▶ **Material for the task**
-=-=-

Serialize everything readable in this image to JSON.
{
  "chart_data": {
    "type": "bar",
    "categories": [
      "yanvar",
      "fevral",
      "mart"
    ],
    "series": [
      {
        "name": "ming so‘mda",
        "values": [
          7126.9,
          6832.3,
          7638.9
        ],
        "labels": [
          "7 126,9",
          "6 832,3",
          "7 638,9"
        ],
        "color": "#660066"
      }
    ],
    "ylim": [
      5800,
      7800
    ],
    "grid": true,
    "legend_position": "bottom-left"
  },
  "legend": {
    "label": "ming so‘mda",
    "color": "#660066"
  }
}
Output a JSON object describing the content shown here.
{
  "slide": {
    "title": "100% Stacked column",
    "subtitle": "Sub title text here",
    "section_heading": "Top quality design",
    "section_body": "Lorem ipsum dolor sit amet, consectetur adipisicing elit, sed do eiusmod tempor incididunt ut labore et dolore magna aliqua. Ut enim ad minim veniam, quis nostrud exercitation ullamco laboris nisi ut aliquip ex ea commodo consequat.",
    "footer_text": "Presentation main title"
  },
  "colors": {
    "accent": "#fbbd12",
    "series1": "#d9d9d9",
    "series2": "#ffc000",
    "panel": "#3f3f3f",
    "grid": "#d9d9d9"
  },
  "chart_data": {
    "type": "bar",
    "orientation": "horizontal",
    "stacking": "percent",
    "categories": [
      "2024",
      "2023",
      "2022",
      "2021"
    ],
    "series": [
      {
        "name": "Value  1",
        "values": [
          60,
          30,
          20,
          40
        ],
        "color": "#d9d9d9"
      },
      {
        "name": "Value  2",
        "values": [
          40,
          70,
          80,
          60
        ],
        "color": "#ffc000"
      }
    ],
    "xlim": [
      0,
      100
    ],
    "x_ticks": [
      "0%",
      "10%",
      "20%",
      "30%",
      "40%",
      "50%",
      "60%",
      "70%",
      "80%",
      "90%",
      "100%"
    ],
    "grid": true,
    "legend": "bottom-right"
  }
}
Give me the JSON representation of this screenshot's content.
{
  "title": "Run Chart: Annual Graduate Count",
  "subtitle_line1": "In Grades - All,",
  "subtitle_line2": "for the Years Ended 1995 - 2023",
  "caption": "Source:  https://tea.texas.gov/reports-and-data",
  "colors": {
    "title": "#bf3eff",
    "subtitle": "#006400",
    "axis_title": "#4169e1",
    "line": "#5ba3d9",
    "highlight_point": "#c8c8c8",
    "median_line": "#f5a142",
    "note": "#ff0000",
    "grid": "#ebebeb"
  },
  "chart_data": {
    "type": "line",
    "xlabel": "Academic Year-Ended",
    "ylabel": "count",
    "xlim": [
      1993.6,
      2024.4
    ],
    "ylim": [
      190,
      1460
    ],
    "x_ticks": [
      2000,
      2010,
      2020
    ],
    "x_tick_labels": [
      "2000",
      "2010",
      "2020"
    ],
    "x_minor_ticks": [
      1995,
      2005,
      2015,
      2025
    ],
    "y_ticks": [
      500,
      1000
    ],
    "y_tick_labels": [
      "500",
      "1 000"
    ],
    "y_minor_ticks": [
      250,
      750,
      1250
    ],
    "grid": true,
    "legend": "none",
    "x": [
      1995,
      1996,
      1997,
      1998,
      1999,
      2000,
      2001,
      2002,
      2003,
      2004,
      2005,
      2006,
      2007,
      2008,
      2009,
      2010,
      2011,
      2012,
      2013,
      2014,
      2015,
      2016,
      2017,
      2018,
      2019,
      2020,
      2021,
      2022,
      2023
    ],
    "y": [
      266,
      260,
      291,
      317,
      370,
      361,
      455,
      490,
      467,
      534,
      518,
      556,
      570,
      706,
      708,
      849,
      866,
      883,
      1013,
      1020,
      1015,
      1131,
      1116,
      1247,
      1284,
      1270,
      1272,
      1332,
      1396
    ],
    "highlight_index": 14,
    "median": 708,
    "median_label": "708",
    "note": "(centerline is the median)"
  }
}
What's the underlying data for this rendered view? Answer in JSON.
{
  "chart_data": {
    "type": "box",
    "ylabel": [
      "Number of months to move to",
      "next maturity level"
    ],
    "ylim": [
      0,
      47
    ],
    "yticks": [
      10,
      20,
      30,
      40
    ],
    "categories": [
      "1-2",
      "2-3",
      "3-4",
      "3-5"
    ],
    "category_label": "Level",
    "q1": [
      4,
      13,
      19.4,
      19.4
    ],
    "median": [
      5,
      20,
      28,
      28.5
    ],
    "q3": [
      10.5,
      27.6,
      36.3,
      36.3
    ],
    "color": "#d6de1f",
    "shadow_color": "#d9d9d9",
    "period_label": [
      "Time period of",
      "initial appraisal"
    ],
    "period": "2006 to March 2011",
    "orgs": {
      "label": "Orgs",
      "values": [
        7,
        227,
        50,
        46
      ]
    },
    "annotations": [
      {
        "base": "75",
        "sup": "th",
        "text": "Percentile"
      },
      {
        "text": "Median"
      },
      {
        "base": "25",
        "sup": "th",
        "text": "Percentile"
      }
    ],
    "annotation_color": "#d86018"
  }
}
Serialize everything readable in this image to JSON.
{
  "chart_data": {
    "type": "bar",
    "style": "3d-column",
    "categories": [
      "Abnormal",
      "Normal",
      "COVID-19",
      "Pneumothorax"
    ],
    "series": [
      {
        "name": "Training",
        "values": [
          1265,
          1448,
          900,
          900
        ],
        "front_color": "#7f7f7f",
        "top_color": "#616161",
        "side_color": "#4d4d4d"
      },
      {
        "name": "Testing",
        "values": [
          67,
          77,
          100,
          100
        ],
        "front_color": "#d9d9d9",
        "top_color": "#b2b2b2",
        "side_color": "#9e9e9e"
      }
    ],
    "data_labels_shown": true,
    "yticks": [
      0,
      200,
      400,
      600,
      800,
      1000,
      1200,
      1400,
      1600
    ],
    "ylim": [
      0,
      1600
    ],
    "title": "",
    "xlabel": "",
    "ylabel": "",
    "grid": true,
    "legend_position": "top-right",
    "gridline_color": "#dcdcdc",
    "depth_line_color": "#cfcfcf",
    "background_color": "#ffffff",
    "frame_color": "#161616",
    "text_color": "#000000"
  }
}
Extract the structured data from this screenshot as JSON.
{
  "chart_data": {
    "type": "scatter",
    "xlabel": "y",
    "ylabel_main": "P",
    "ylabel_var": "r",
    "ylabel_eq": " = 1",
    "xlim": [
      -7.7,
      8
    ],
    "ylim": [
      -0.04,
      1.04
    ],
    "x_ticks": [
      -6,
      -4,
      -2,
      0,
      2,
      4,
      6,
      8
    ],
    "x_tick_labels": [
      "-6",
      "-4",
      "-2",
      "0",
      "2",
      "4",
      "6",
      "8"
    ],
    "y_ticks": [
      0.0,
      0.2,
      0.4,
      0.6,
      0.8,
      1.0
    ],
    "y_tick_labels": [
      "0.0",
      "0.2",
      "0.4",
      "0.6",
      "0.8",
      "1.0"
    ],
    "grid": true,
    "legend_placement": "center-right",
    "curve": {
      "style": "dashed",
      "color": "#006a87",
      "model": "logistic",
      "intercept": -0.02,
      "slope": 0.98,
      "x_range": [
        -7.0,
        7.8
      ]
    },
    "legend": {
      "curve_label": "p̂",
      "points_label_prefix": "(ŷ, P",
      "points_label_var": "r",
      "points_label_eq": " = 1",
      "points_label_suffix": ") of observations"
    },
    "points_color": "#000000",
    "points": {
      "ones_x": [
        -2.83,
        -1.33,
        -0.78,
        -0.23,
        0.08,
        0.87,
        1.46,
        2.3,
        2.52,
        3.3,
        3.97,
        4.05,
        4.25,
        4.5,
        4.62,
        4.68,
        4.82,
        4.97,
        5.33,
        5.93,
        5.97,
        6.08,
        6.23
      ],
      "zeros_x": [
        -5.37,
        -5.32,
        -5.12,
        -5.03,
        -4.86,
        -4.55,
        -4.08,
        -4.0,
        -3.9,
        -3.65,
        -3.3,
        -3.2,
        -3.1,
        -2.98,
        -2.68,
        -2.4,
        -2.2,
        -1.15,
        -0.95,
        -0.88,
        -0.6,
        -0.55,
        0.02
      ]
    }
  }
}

-=-=-

▶ **What to produce**
Identify the lines of the data that contain the word "here". Copy each of them.

▶ **Response to this task**
Output a JSON object describing the content shown here.
    "subtitle": "Sub title text here",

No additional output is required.